TASK INSTRUCTIONS | Copy out all of the material exactly.

[Dataset records]
__________________________________________________
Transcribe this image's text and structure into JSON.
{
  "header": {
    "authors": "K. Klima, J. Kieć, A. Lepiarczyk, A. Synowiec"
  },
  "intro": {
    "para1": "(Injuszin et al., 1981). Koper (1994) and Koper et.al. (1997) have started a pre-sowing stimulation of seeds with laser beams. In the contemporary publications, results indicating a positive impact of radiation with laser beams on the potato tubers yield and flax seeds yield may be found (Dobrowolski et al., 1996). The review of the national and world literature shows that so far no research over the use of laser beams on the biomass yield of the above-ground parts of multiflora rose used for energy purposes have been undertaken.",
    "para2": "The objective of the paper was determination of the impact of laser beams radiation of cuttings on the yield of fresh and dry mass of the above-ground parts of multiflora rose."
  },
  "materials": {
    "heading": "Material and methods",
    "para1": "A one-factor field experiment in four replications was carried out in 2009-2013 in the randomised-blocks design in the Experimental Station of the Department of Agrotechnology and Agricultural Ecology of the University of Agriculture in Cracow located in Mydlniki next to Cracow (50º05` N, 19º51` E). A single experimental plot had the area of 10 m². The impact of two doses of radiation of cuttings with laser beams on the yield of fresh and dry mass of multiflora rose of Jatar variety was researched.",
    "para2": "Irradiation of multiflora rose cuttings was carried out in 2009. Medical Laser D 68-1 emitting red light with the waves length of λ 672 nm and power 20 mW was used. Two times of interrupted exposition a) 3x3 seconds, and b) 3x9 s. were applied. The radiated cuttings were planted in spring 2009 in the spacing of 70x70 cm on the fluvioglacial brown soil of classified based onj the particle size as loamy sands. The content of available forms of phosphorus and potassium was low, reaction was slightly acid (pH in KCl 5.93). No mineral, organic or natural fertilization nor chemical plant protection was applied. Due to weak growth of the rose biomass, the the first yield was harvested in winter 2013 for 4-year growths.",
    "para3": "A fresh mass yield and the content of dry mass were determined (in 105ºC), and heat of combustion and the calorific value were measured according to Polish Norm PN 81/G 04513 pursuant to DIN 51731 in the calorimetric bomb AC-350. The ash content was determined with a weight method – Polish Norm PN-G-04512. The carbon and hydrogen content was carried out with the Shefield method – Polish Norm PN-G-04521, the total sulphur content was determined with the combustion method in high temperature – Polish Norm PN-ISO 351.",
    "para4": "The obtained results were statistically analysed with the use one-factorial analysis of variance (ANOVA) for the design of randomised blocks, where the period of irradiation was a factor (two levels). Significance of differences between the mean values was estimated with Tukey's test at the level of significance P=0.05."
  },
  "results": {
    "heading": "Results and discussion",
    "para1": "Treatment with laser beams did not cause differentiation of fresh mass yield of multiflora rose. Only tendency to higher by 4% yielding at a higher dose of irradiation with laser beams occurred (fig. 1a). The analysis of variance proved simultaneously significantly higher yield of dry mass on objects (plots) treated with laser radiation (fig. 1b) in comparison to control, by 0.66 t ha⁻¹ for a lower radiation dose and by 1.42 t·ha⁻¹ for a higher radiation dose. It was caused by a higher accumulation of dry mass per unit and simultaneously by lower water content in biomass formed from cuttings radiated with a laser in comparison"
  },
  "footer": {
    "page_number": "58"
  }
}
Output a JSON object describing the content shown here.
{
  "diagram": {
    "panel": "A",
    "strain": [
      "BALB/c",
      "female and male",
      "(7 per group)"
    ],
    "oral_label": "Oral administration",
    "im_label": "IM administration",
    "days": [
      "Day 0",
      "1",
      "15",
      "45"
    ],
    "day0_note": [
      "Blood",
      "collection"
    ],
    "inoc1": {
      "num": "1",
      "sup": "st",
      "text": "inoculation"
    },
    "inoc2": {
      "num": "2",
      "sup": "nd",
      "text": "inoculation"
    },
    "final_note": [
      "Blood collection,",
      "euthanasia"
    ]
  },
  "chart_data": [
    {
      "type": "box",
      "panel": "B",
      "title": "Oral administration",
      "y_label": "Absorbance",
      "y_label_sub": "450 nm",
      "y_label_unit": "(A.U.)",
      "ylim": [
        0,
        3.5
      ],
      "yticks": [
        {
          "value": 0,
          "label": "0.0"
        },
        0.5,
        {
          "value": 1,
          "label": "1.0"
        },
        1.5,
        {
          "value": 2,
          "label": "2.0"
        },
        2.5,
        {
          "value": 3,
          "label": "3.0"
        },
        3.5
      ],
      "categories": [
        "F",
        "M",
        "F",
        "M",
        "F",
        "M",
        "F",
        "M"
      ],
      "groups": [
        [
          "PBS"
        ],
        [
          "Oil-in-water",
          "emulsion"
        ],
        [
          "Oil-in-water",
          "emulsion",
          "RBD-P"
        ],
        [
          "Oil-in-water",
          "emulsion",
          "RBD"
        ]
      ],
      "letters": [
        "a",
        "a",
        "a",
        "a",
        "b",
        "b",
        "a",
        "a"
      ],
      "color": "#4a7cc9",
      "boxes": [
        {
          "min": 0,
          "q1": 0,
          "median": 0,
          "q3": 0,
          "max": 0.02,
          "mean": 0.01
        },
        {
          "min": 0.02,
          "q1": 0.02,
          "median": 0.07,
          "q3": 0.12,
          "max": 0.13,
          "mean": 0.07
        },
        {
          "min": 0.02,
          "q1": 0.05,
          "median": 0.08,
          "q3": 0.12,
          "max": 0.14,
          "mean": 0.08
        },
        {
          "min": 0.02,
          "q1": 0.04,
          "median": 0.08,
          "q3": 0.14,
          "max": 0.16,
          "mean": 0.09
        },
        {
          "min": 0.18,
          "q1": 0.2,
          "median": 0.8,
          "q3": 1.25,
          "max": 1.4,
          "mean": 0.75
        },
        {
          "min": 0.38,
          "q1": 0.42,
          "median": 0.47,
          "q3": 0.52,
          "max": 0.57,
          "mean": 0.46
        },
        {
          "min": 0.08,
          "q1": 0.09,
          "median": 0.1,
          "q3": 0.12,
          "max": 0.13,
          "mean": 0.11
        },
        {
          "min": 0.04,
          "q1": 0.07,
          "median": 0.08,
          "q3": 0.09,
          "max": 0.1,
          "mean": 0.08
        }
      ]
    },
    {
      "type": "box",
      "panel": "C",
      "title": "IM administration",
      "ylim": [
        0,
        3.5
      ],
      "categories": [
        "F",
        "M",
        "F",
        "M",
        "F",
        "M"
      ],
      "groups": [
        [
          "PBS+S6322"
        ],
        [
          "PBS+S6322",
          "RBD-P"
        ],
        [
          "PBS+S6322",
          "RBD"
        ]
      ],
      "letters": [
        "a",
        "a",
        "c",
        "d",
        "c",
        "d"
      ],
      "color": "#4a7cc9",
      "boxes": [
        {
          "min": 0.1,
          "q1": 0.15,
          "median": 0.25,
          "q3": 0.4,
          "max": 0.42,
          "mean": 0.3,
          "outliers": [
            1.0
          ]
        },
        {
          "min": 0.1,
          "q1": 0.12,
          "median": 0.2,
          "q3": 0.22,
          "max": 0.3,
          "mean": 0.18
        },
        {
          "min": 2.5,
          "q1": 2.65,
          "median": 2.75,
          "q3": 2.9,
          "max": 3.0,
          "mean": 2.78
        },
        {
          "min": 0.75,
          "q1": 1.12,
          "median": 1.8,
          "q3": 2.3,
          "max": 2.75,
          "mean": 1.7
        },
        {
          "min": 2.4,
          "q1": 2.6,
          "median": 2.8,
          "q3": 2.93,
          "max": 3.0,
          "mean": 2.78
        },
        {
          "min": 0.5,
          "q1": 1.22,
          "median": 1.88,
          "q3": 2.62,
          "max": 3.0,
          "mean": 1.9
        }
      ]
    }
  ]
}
__________________________________________________
THE RESULT |
Transcribe this image's text and structure into JSON.
{
  "header": {
    "authors": "K. Klima, J. Kieć, A. Lepiarczyk, A. Synowiec"
  },
  "intro": {
    "para1": "(Injuszin et al., 1981). Koper (1994) and Koper et.al. (1997) have started a pre-sowing stimulation of seeds with laser beams. In the contemporary publications, results indicating a positive impact of radiation with laser beams on the potato tubers yield and flax seeds yield may be found (Dobrowolski et al., 1996). The review of the national and world literature shows that so far no research over the use of laser beams on the biomass yield of the above-ground parts of multiflora rose used for energy purposes have been undertaken.",
    "para2": "The objective of the paper was determination of the impact of laser beams radiation of cuttings on the yield of fresh and dry mass of the above-ground parts of multiflora rose."
  },
  "materials": {
    "heading": "Material and methods",
    "para1": "A one-factor field experiment in four replications was carried out in 2009-2013 in the randomised-blocks design in the Experimental Station of the Department of Agrotechnology and Agricultural Ecology of the University of Agriculture in Cracow located in Mydlniki next to Cracow (50º05` N, 19º51` E). A single experimental plot had the area of 10 m². The impact of two doses of radiation of cuttings with laser beams on the yield of fresh and dry mass of multiflora rose of Jatar variety was researched.",
    "para2": "Irradiation of multiflora rose cuttings was carried out in 2009. Medical Laser D 68-1 emitting red light with the waves length of λ 672 nm and power 20 mW was used. Two times of interrupted exposition a) 3x3 seconds, and b) 3x9 s. were applied. The radiated cuttings were planted in spring 2009 in the spacing of 70x70 cm on the fluvioglacial brown soil of classified based onj the particle size as loamy sands. The content of available forms of phosphorus and potassium was low, reaction was slightly acid (pH in KCl 5.93). No mineral, organic or natural fertilization nor chemical plant protection was applied. Due to weak growth of the rose biomass, the the first yield was harvested in winter 2013 for 4-year growths.",
    "para3": "A fresh mass yield and the content of dry mass were determined (in 105ºC), and heat of combustion and the calorific value were measured according to Polish Norm PN 81/G 04513 pursuant to DIN 51731 in the calorimetric bomb AC-350. The ash content was determined with a weight method – Polish Norm PN-G-04512. The carbon and hydrogen content was carried out with the Shefield method – Polish Norm PN-G-04521, the total sulphur content was determined with the combustion method in high temperature – Polish Norm PN-ISO 351.",
    "para4": "The obtained results were statistically analysed with the use one-factorial analysis of variance (ANOVA) for the design of randomised blocks, where the period of irradiation was a factor (two levels). Significance of differences between the mean values was estimated with Tukey's test at the level of significance P=0.05."
  },
  "results": {
    "heading": "Results and discussion",
    "para1": "Treatment with laser beams did not cause differentiation of fresh mass yield of multiflora rose. Only tendency to higher by 4% yielding at a higher dose of irradiation with laser beams occurred (fig. 1a). The analysis of variance proved simultaneously significantly higher yield of dry mass on objects (plots) treated with laser radiation (fig. 1b) in comparison to control, by 0.66 t ha⁻¹ for a lower radiation dose and by 1.42 t·ha⁻¹ for a higher radiation dose. It was caused by a higher accumulation of dry mass per unit and simultaneously by lower water content in biomass formed from cuttings radiated with a laser in comparison"
  },
  "footer": {
    "page_number": "58"
  }
}
Output a JSON object describing the content shown here.
{
  "diagram": {
    "panel": "A",
    "strain": [
      "BALB/c",
      "female and male",
      "(7 per group)"
    ],
    "oral_label": "Oral administration",
    "im_label": "IM administration",
    "days": [
      "Day 0",
      "1",
      "15",
      "45"
    ],
    "day0_note": [
      "Blood",
      "collection"
    ],
    "inoc1": {
      "num": "1",
      "sup": "st",
      "text": "inoculation"
    },
    "inoc2": {
      "num": "2",
      "sup": "nd",
      "text": "inoculation"
    },
    "final_note": [
      "Blood collection,",
      "euthanasia"
    ]
  },
  "chart_data": [
    {
      "type": "box",
      "panel": "B",
      "title": "Oral administration",
      "y_label": "Absorbance",
      "y_label_sub": "450 nm",
      "y_label_unit": "(A.U.)",
      "ylim": [
        0,
        3.5
      ],
      "yticks": [
        {
          "value": 0,
          "label": "0.0"
        },
        0.5,
        {
          "value": 1,
          "label": "1.0"
        },
        1.5,
        {
          "value": 2,
          "label": "2.0"
        },
        2.5,
        {
          "value": 3,
          "label": "3.0"
        },
        3.5
      ],
      "categories": [
        "F",
        "M",
        "F",
        "M",
        "F",
        "M",
        "F",
        "M"
      ],
      "groups": [
        [
          "PBS"
        ],
        [
          "Oil-in-water",
          "emulsion"
        ],
        [
          "Oil-in-water",
          "emulsion",
          "RBD-P"
        ],
        [
          "Oil-in-water",
          "emulsion",
          "RBD"
        ]
      ],
      "letters": [
        "a",
        "a",
        "a",
        "a",
        "b",
        "b",
        "a",
        "a"
      ],
      "color": "#4a7cc9",
      "boxes": [
        {
          "min": 0,
          "q1": 0,
          "median": 0,
          "q3": 0,
          "max": 0.02,
          "mean": 0.01
        },
        {
          "min": 0.02,
          "q1": 0.02,
          "median": 0.07,
          "q3": 0.12,
          "max": 0.13,
          "mean": 0.07
        },
        {
          "min": 0.02,
          "q1": 0.05,
          "median": 0.08,
          "q3": 0.12,
          "max": 0.14,
          "mean": 0.08
        },
        {
          "min": 0.02,
          "q1": 0.04,
          "median": 0.08,
          "q3": 0.14,
          "max": 0.16,
          "mean": 0.09
        },
        {
          "min": 0.18,
          "q1": 0.2,
          "median": 0.8,
          "q3": 1.25,
          "max": 1.4,
          "mean": 0.75
        },
        {
          "min": 0.38,
          "q1": 0.42,
          "median": 0.47,
          "q3": 0.52,
          "max": 0.57,
          "mean": 0.46
        },
        {
          "min": 0.08,
          "q1": 0.09,
          "median": 0.1,
          "q3": 0.12,
          "max": 0.13,
          "mean": 0.11
        },
        {
          "min": 0.04,
          "q1": 0.07,
          "median": 0.08,
          "q3": 0.09,
          "max": 0.1,
          "mean": 0.08
        }
      ]
    },
    {
      "type": "box",
      "panel": "C",
      "title": "IM administration",
      "ylim": [
        0,
        3.5
      ],
      "categories": [
        "F",
        "M",
        "F",
        "M",
        "F",
        "M"
      ],
      "groups": [
        [
          "PBS+S6322"
        ],
        [
          "PBS+S6322",
          "RBD-P"
        ],
        [
          "PBS+S6322",
          "RBD"
        ]
      ],
      "letters": [
        "a",
        "a",
        "c",
        "d",
        "c",
        "d"
      ],
      "color": "#4a7cc9",
      "boxes": [
        {
          "min": 0.1,
          "q1": 0.15,
          "median": 0.25,
          "q3": 0.4,
          "max": 0.42,
          "mean": 0.3,
          "outliers": [
            1.0
          ]
        },
        {
          "min": 0.1,
          "q1": 0.12,
          "median": 0.2,
          "q3": 0.22,
          "max": 0.3,
          "mean": 0.18
        },
        {
          "min": 2.5,
          "q1": 2.65,
          "median": 2.75,
          "q3": 2.9,
          "max": 3.0,
          "mean": 2.78
        },
        {
          "min": 0.75,
          "q1": 1.12,
          "median": 1.8,
          "q3": 2.3,
          "max": 2.75,
          "mean": 1.7
        },
        {
          "min": 2.4,
          "q1": 2.6,
          "median": 2.8,
          "q3": 2.93,
          "max": 3.0,
          "mean": 2.78
        },
        {
          "min": 0.5,
          "q1": 1.22,
          "median": 1.88,
          "q3": 2.62,
          "max": 3.0,
          "mean": 1.9
        }
      ]
    }
  ]
}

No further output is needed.